TASK DESCRIPTION: Quote, exactly, the line holding "Convert this document image to plain text." and all lines after it to the end of the records below. Exclude pictures.

(Stored items)
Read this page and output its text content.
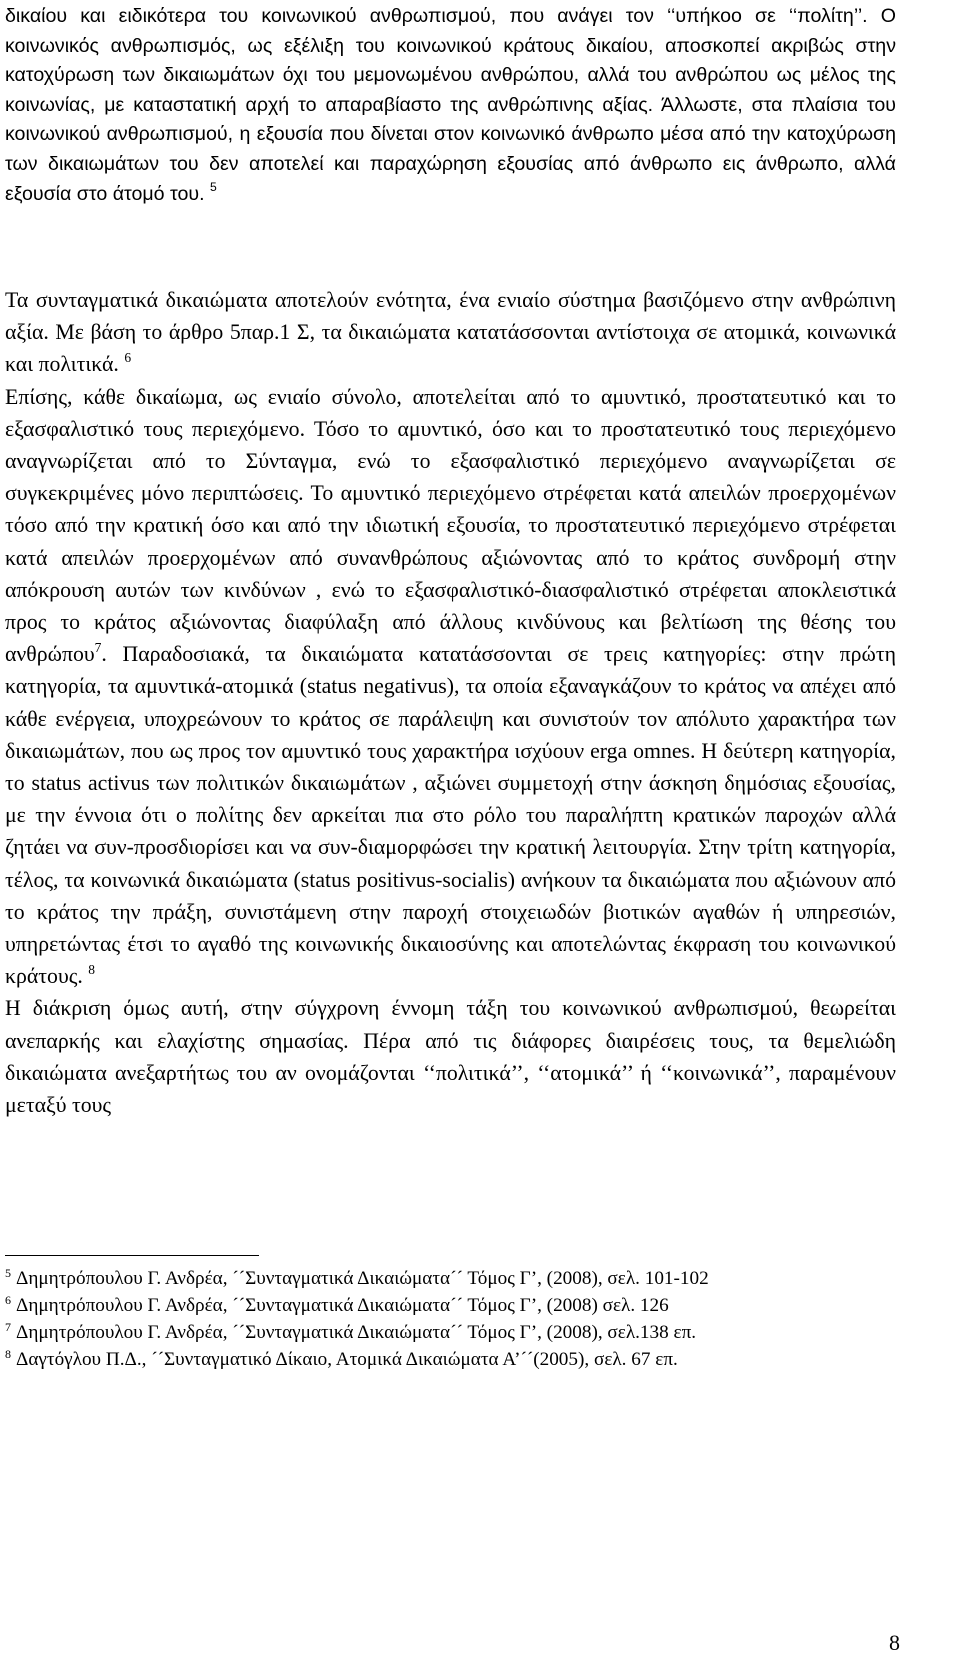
δικαίου και ειδικότερα του κοινωνικού ανθρωπισμού, που ανάγει τον ‘‘υπήκοο σε ‘‘πολίτη’’. Ο κοινωνικός ανθρωπισμός, ως εξέλιξη του κοινωνικού κράτους δικαίου, αποσκοπεί ακριβώς στην κατοχύρωση των δικαιωμάτων όχι του μεμονωμένου ανθρώπου, αλλά του ανθρώπου ως μέλος της κοινωνίας, με καταστατική αρχή το απαραβίαστο της ανθρώπινης αξίας. Άλλωστε, στα πλαίσια του κοινωνικού ανθρωπισμού, η εξουσία που δίνεται στον κοινωνικό άνθρωπο μέσα από την κατοχύρωση των δικαιωμάτων του δεν αποτελεί και παραχώρηση εξουσίας από άνθρωπο εις άνθρωπο, αλλά εξουσία στο άτομό του. $^5$

Τα συνταγματικά δικαιώματα αποτελούν ενότητα, ένα ενιαίο σύστημα βασιζόμενο στην ανθρώπινη αξία. Με βάση το άρθρο 5παρ.1 Σ, τα δικαιώματα κατατάσσονται αντίστοιχα σε ατομικά, κοινωνικά και πολιτικά. $^6$

Επίσης, κάθε δικαίωμα, ως ενιαίο σύνολο, αποτελείται από το αμυντικό, προστατευτικό και το εξασφαλιστικό τους περιεχόμενο. Τόσο το αμυντικό, όσο και το προστατευτικό τους περιεχόμενο αναγνωρίζεται από το Σύνταγμα, ενώ το εξασφαλιστικό περιεχόμενο αναγνωρίζεται σε συγκεκριμένες μόνο περιπτώσεις. Το αμυντικό περιεχόμενο στρέφεται κατά απειλών προερχομένων τόσο από την κρατική όσο και από την ιδιωτική εξουσία, το προστατευτικό περιεχόμενο στρέφεται κατά απειλών προερχομένων από συνανθρώπους αξιώνοντας από το κράτος συνδρομή στην απόκρουση αυτών των κινδύνων , ενώ το εξασφαλιστικό-διασφαλιστικό στρέφεται αποκλειστικά προς το κράτος αξιώνοντας διαφύλαξη από άλλους κινδύνους και βελτίωση της θέσης του ανθρώπου$^7$. Παραδοσιακά, τα δικαιώματα κατατάσσονται σε τρεις κατηγορίες: στην πρώτη κατηγορία, τα αμυντικά-ατομικά (status negativus), τα οποία εξαναγκάζουν το κράτος να απέχει από κάθε ενέργεια, υποχρεώνουν το κράτος σε παράλειψη και συνιστούν τον απόλυτο χαρακτήρα των δικαιωμάτων, που ως προς τον αμυντικό τους χαρακτήρα ισχύουν erga omnes. Η δεύτερη κατηγορία, το status activus των πολιτικών δικαιωμάτων , αξιώνει συμμετοχή στην άσκηση δημόσιας εξουσίας, με την έννοια ότι ο πολίτης δεν αρκείται πια στο ρόλο του παραλήπτη κρατικών παροχών αλλά ζητάει να συν-προσδιορίσει και να συν-διαμορφώσει την κρατική λειτουργία. Στην τρίτη κατηγορία, τέλος, τα κοινωνικά δικαιώματα (status positivus-socialis) ανήκουν τα δικαιώματα που αξιώνουν από το κράτος την πράξη, συνιστάμενη στην παροχή στοιχειωδών βιοτικών αγαθών ή υπηρεσιών, υπηρετώντας έτσι το αγαθό της κοινωνικής δικαιοσύνης και αποτελώντας έκφραση του κοινωνικού κράτους. $^8$

Η διάκριση όμως αυτή, στην σύγχρονη έννομη τάξη του κοινωνικού ανθρωπισμού, θεωρείται ανεπαρκής και ελαχίστης σημασίας. Πέρα από τις διάφορες διαιρέσεις τους, τα θεμελιώδη δικαιώματα ανεξαρτήτως του αν ονομάζονται ‘‘πολιτικά’’, ‘‘ατομικά’’ ή ‘‘κοινωνικά’’, παραμένουν μεταξύ τους

$^5$ Δημητρόπουλου Γ. Ανδρέα, ´´Συνταγματικά Δικαιώματα´´ Τόμος Γ’, (2008), σελ. 101-102

$^6$ Δημητρόπουλου Γ. Ανδρέα, ´´Συνταγματικά Δικαιώματα´´ Τόμος Γ’, (2008) σελ. 126

$^7$ Δημητρόπουλου Γ. Ανδρέα, ´´Συνταγματικά Δικαιώματα´´ Τόμος Γ’, (2008), σελ.138 επ.

$^8$ Δαγτόγλου Π.Δ., ´´Συνταγματικό Δίκαιο, Ατομικά Δικαιώματα Α’´´(2005), σελ. 67 επ.

8
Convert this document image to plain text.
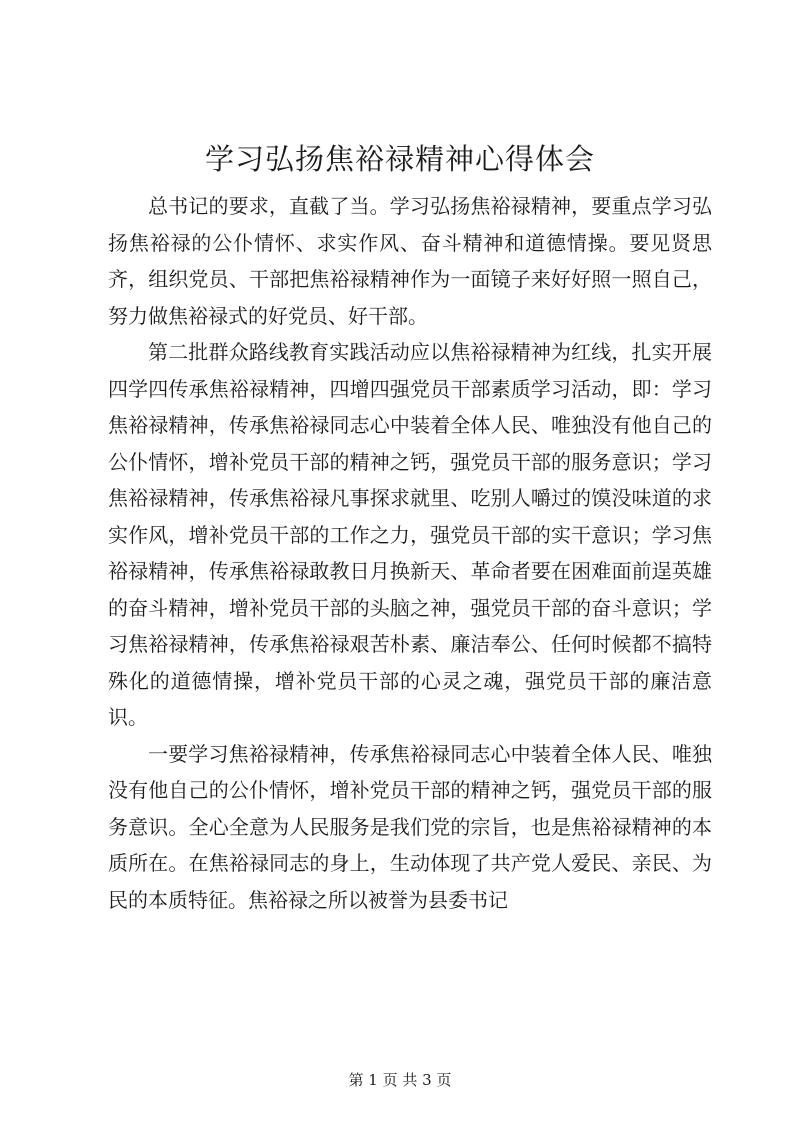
学习弘扬焦裕禄精神心得体会

总书记的要求，直截了当。学习弘扬焦裕禄精神，要重点学习弘扬焦裕禄的公仆情怀、求实作风、奋斗精神和道德情操。要见贤思齐，组织党员、干部把焦裕禄精神作为一面镜子来好好照一照自己，努力做焦裕禄式的好党员、好干部。

第二批群众路线教育实践活动应以焦裕禄精神为红线，扎实开展四学四传承焦裕禄精神，四增四强党员干部素质学习活动，即：学习焦裕禄精神，传承焦裕禄同志心中装着全体人民、唯独没有他自己的公仆情怀，增补党员干部的精神之钙，强党员干部的服务意识；学习焦裕禄精神，传承焦裕禄凡事探求就里、吃别人嚼过的馍没味道的求实作风，增补党员干部的工作之力，强党员干部的实干意识；学习焦裕禄精神，传承焦裕禄敢教日月换新天、革命者要在困难面前逞英雄的奋斗精神，增补党员干部的头脑之神，强党员干部的奋斗意识；学习焦裕禄精神，传承焦裕禄艰苦朴素、廉洁奉公、任何时候都不搞特殊化的道德情操，增补党员干部的心灵之魂，强党员干部的廉洁意识。

一要学习焦裕禄精神，传承焦裕禄同志心中装着全体人民、唯独没有他自己的公仆情怀，增补党员干部的精神之钙，强党员干部的服务意识。全心全意为人民服务是我们党的宗旨，也是焦裕禄精神的本质所在。在焦裕禄同志的身上，生动体现了共产党人爱民、亲民、为民的本质特征。焦裕禄之所以被誉为县委书记

第 1 页 共 3 页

COMPLETE ANSWER:
Convert this document image to plain text.
学习弘扬焦裕禄精神心得体会

总书记的要求，直截了当。学习弘扬焦裕禄精神，要重点学习弘扬焦裕禄的公仆情怀、求实作风、奋斗精神和道德情操。要见贤思齐，组织党员、干部把焦裕禄精神作为一面镜子来好好照一照自己，努力做焦裕禄式的好党员、好干部。

第二批群众路线教育实践活动应以焦裕禄精神为红线，扎实开展四学四传承焦裕禄精神，四增四强党员干部素质学习活动，即：学习焦裕禄精神，传承焦裕禄同志心中装着全体人民、唯独没有他自己的公仆情怀，增补党员干部的精神之钙，强党员干部的服务意识；学习焦裕禄精神，传承焦裕禄凡事探求就里、吃别人嚼过的馍没味道的求实作风，增补党员干部的工作之力，强党员干部的实干意识；学习焦裕禄精神，传承焦裕禄敢教日月换新天、革命者要在困难面前逞英雄的奋斗精神，增补党员干部的头脑之神，强党员干部的奋斗意识；学习焦裕禄精神，传承焦裕禄艰苦朴素、廉洁奉公、任何时候都不搞特殊化的道德情操，增补党员干部的心灵之魂，强党员干部的廉洁意识。

一要学习焦裕禄精神，传承焦裕禄同志心中装着全体人民、唯独没有他自己的公仆情怀，增补党员干部的精神之钙，强党员干部的服务意识。全心全意为人民服务是我们党的宗旨，也是焦裕禄精神的本质所在。在焦裕禄同志的身上，生动体现了共产党人爱民、亲民、为民的本质特征。焦裕禄之所以被誉为县委书记

第 1 页 共 3 页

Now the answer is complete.